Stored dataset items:
════════════════════
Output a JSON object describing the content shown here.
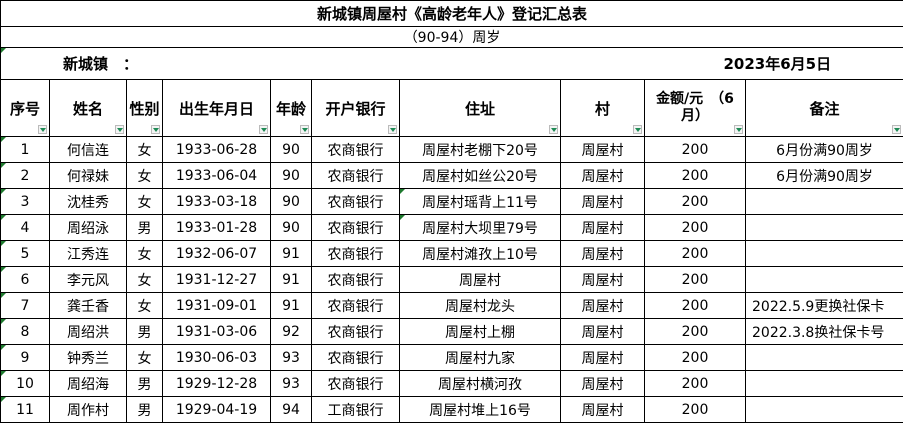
{
  "title": "新城镇周屋村《高龄老年人》登记汇总表",
  "subtitle": "（90-94）周岁",
  "town_label": "新城镇　：",
  "date": "2023年6月5日",
  "headers": [
    "序号",
    "姓名",
    "性别",
    "出生年月日",
    "年龄",
    "开户银行",
    "住址",
    "村",
    "金额/元　（6月）",
    "备注"
  ],
  "rows": [
    {
      "no": "1",
      "name": "何信连",
      "sex": "女",
      "birth": "1933-06-28",
      "age": "90",
      "bank": "农商银行",
      "addr": "周屋村老棚下20号",
      "village": "周屋村",
      "amount": "200",
      "note": "6月份满90周岁"
    },
    {
      "no": "2",
      "name": "何禄妹",
      "sex": "女",
      "birth": "1933-06-04",
      "age": "90",
      "bank": "农商银行",
      "addr": "周屋村如丝公20号",
      "village": "周屋村",
      "amount": "200",
      "note": "6月份满90周岁"
    },
    {
      "no": "3",
      "name": "沈桂秀",
      "sex": "女",
      "birth": "1933-03-18",
      "age": "90",
      "bank": "农商银行",
      "addr": "周屋村瑶背上11号",
      "village": "周屋村",
      "amount": "200",
      "note": ""
    },
    {
      "no": "4",
      "name": "周绍泳",
      "sex": "男",
      "birth": "1933-01-28",
      "age": "90",
      "bank": "农商银行",
      "addr": "周屋村大坝里79号",
      "village": "周屋村",
      "amount": "200",
      "note": ""
    },
    {
      "no": "5",
      "name": "江秀连",
      "sex": "女",
      "birth": "1932-06-07",
      "age": "91",
      "bank": "农商银行",
      "addr": "周屋村滩孜上10号",
      "village": "周屋村",
      "amount": "200",
      "note": ""
    },
    {
      "no": "6",
      "name": "李元风",
      "sex": "女",
      "birth": "1931-12-27",
      "age": "91",
      "bank": "农商银行",
      "addr": "周屋村",
      "village": "周屋村",
      "amount": "200",
      "note": ""
    },
    {
      "no": "7",
      "name": "龚壬香",
      "sex": "女",
      "birth": "1931-09-01",
      "age": "91",
      "bank": "农商银行",
      "addr": "周屋村龙头",
      "village": "周屋村",
      "amount": "200",
      "note": "2022.5.9更换社保卡"
    },
    {
      "no": "8",
      "name": "周绍洪",
      "sex": "男",
      "birth": "1931-03-06",
      "age": "92",
      "bank": "农商银行",
      "addr": "周屋村上棚",
      "village": "周屋村",
      "amount": "200",
      "note": "2022.3.8换社保卡号"
    },
    {
      "no": "9",
      "name": "钟秀兰",
      "sex": "女",
      "birth": "1930-06-03",
      "age": "93",
      "bank": "农商银行",
      "addr": "周屋村九家",
      "village": "周屋村",
      "amount": "200",
      "note": ""
    },
    {
      "no": "10",
      "name": "周绍海",
      "sex": "男",
      "birth": "1929-12-28",
      "age": "93",
      "bank": "农商银行",
      "addr": "周屋村横河孜",
      "village": "周屋村",
      "amount": "200",
      "note": ""
    },
    {
      "no": "11",
      "name": "周作村",
      "sex": "男",
      "birth": "1929-04-19",
      "age": "94",
      "bank": "工商银行",
      "addr": "周屋村堆上16号",
      "village": "周屋村",
      "amount": "200",
      "note": ""
    }
  ],
  "colors": {
    "filter_arrow": "#1e8a55",
    "error_triangle": "#1e7a2e"
  }
}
════════════════════
WHAT THE EXERCISE ASKS: Transcribe the full listing character for character. Pictures are excluded.

CORRECT OUTPUT:
Output a JSON object describing the content shown here.
{
  "title": "新城镇周屋村《高龄老年人》登记汇总表",
  "subtitle": "（90-94）周岁",
  "town_label": "新城镇　：",
  "date": "2023年6月5日",
  "headers": [
    "序号",
    "姓名",
    "性别",
    "出生年月日",
    "年龄",
    "开户银行",
    "住址",
    "村",
    "金额/元　（6月）",
    "备注"
  ],
  "rows": [
    {
      "no": "1",
      "name": "何信连",
      "sex": "女",
      "birth": "1933-06-28",
      "age": "90",
      "bank": "农商银行",
      "addr": "周屋村老棚下20号",
      "village": "周屋村",
      "amount": "200",
      "note": "6月份满90周岁"
    },
    {
      "no": "2",
      "name": "何禄妹",
      "sex": "女",
      "birth": "1933-06-04",
      "age": "90",
      "bank": "农商银行",
      "addr": "周屋村如丝公20号",
      "village": "周屋村",
      "amount": "200",
      "note": "6月份满90周岁"
    },
    {
      "no": "3",
      "name": "沈桂秀",
      "sex": "女",
      "birth": "1933-03-18",
      "age": "90",
      "bank": "农商银行",
      "addr": "周屋村瑶背上11号",
      "village": "周屋村",
      "amount": "200",
      "note": ""
    },
    {
      "no": "4",
      "name": "周绍泳",
      "sex": "男",
      "birth": "1933-01-28",
      "age": "90",
      "bank": "农商银行",
      "addr": "周屋村大坝里79号",
      "village": "周屋村",
      "amount": "200",
      "note": ""
    },
    {
      "no": "5",
      "name": "江秀连",
      "sex": "女",
      "birth": "1932-06-07",
      "age": "91",
      "bank": "农商银行",
      "addr": "周屋村滩孜上10号",
      "village": "周屋村",
      "amount": "200",
      "note": ""
    },
    {
      "no": "6",
      "name": "李元风",
      "sex": "女",
      "birth": "1931-12-27",
      "age": "91",
      "bank": "农商银行",
      "addr": "周屋村",
      "village": "周屋村",
      "amount": "200",
      "note": ""
    },
    {
      "no": "7",
      "name": "龚壬香",
      "sex": "女",
      "birth": "1931-09-01",
      "age": "91",
      "bank": "农商银行",
      "addr": "周屋村龙头",
      "village": "周屋村",
      "amount": "200",
      "note": "2022.5.9更换社保卡"
    },
    {
      "no": "8",
      "name": "周绍洪",
      "sex": "男",
      "birth": "1931-03-06",
      "age": "92",
      "bank": "农商银行",
      "addr": "周屋村上棚",
      "village": "周屋村",
      "amount": "200",
      "note": "2022.3.8换社保卡号"
    },
    {
      "no": "9",
      "name": "钟秀兰",
      "sex": "女",
      "birth": "1930-06-03",
      "age": "93",
      "bank": "农商银行",
      "addr": "周屋村九家",
      "village": "周屋村",
      "amount": "200",
      "note": ""
    },
    {
      "no": "10",
      "name": "周绍海",
      "sex": "男",
      "birth": "1929-12-28",
      "age": "93",
      "bank": "农商银行",
      "addr": "周屋村横河孜",
      "village": "周屋村",
      "amount": "200",
      "note": ""
    },
    {
      "no": "11",
      "name": "周作村",
      "sex": "男",
      "birth": "1929-04-19",
      "age": "94",
      "bank": "工商银行",
      "addr": "周屋村堆上16号",
      "village": "周屋村",
      "amount": "200",
      "note": ""
    }
  ],
  "colors": {
    "filter_arrow": "#1e8a55",
    "error_triangle": "#1e7a2e"
  }
}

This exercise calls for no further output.